-- BEGIN Task input --
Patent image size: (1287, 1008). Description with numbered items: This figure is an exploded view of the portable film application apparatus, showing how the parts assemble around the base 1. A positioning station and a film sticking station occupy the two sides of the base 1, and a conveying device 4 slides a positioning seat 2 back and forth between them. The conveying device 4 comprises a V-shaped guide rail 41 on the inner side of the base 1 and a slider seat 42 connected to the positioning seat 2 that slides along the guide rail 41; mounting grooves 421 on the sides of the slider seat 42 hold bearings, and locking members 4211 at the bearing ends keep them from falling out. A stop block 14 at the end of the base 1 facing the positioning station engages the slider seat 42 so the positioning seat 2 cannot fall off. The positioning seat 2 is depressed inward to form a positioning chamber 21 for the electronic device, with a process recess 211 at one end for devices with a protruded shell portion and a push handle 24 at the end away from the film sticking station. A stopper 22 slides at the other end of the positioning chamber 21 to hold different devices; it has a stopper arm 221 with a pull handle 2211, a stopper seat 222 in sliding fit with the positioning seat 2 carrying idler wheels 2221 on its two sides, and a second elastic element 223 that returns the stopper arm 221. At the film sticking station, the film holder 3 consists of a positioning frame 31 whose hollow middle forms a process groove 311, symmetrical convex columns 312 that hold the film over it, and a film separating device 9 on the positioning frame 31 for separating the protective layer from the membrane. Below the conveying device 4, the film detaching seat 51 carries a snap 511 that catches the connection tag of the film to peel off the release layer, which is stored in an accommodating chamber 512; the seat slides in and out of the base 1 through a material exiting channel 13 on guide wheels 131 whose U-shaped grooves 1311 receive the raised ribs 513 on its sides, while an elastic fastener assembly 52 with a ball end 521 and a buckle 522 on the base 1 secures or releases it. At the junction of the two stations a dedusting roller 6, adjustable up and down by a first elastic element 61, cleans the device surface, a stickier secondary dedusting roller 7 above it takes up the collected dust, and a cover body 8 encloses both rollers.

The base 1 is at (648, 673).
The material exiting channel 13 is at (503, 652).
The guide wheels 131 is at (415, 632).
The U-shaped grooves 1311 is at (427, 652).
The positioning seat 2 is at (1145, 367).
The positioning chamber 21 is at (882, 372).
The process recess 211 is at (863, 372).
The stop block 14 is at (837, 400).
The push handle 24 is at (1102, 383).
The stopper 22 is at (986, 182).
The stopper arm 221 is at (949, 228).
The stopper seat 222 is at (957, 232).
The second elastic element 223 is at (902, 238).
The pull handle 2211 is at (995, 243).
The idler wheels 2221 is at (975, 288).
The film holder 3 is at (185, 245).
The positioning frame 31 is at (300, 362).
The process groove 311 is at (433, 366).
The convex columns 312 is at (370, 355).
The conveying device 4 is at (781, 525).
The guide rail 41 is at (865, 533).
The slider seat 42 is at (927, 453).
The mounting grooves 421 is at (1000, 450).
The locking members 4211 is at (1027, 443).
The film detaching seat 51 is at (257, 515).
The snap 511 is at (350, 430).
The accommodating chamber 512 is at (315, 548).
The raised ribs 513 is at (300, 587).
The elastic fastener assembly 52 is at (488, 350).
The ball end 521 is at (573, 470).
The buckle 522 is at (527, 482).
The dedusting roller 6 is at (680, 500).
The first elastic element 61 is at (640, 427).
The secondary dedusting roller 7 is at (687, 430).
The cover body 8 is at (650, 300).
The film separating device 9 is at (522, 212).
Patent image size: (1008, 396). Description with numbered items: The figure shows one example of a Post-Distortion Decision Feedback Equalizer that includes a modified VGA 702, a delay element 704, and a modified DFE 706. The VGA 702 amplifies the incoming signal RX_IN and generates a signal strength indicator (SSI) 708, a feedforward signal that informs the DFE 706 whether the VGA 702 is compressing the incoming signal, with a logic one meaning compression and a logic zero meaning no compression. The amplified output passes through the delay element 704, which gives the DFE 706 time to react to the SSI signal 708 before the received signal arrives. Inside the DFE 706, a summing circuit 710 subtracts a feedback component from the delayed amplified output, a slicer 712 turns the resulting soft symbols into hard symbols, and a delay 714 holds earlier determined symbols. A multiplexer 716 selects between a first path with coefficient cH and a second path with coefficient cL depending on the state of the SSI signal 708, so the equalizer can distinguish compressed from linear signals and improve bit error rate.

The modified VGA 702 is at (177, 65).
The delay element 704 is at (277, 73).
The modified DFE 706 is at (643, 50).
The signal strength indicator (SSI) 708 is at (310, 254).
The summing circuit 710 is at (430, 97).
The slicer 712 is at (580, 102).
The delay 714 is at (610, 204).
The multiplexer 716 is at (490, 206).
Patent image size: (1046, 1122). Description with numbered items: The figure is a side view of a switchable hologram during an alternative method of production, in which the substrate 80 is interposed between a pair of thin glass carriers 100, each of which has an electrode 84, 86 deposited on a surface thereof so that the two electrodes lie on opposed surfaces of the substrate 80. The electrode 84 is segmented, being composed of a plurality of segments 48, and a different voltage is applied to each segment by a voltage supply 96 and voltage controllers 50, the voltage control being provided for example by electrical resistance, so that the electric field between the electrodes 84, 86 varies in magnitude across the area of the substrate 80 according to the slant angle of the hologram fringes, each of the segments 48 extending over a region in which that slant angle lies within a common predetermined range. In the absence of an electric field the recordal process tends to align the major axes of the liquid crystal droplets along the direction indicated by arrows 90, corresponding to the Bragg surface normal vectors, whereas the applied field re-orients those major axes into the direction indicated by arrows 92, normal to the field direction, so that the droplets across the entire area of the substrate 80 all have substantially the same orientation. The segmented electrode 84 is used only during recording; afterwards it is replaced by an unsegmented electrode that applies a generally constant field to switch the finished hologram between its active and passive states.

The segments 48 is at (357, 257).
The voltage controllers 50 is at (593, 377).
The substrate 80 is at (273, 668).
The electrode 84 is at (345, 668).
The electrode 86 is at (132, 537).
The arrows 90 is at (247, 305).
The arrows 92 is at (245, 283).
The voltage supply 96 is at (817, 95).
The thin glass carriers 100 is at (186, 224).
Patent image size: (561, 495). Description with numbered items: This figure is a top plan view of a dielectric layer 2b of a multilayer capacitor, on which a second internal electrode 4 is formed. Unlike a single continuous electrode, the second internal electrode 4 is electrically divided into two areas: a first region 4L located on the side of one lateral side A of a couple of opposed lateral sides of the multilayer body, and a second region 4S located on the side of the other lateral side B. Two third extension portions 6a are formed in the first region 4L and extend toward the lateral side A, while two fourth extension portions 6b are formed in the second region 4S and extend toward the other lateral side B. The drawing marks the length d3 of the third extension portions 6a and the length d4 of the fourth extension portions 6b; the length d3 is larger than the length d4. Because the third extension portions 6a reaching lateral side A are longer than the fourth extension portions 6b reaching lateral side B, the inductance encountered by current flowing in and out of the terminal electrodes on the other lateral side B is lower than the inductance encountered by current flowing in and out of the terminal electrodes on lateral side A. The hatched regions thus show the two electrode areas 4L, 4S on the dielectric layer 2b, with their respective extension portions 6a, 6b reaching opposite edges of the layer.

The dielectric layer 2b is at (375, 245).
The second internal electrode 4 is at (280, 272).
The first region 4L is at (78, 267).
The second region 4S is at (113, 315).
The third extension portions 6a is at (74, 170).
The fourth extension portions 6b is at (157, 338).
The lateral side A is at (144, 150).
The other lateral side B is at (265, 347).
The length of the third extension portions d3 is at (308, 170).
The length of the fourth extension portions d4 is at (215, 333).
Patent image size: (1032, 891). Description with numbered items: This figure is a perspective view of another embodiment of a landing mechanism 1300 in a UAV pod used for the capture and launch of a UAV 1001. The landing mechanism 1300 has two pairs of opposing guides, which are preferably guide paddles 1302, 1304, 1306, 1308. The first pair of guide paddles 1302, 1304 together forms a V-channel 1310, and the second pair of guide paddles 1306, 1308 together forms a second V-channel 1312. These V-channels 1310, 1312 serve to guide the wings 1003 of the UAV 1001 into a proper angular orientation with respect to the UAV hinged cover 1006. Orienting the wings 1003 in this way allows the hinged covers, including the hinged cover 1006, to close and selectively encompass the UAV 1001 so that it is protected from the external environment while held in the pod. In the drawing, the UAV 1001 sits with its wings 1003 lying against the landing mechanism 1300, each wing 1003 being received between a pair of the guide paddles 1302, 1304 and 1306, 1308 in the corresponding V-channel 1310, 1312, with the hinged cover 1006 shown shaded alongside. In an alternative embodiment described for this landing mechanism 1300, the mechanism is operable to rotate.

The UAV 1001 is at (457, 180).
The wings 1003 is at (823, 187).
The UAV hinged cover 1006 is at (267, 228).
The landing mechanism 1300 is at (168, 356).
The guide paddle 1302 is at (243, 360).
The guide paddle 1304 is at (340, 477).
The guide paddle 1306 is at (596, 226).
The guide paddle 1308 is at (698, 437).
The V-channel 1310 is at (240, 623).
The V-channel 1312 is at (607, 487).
-- END Task input --
Instructions for the task: Reproduce everything from the line containing "Patent image size: (1008, 396)." down to the line containing "The multiplexer 716 is at (490, 206).", with both of those lines included and every line in between copied unchanged.

Result below:
Patent image size: (1008, 396). Description with numbered items: The figure shows one example of a Post-Distortion Decision Feedback Equalizer that includes a modified VGA 702, a delay element 704, and a modified DFE 706. The VGA 702 amplifies the incoming signal RX_IN and generates a signal strength indicator (SSI) 708, a feedforward signal that informs the DFE 706 whether the VGA 702 is compressing the incoming signal, with a logic one meaning compression and a logic zero meaning no compression. The amplified output passes through the delay element 704, which gives the DFE 706 time to react to the SSI signal 708 before the received signal arrives. Inside the DFE 706, a summing circuit 710 subtracts a feedback component from the delayed amplified output, a slicer 712 turns the resulting soft symbols into hard symbols, and a delay 714 holds earlier determined symbols. A multiplexer 716 selects between a first path with coefficient cH and a second path with coefficient cL depending on the state of the SSI signal 708, so the equalizer can distinguish compressed from linear signals and improve bit error rate.

The modified VGA 702 is at (177, 65).
The delay element 704 is at (277, 73).
The modified DFE 706 is at (643, 50).
The signal strength indicator (SSI) 708 is at (310, 254).
The summing circuit 710 is at (430, 97).
The slicer 712 is at (580, 102).
The delay 714 is at (610, 204).
The multiplexer 716 is at (490, 206).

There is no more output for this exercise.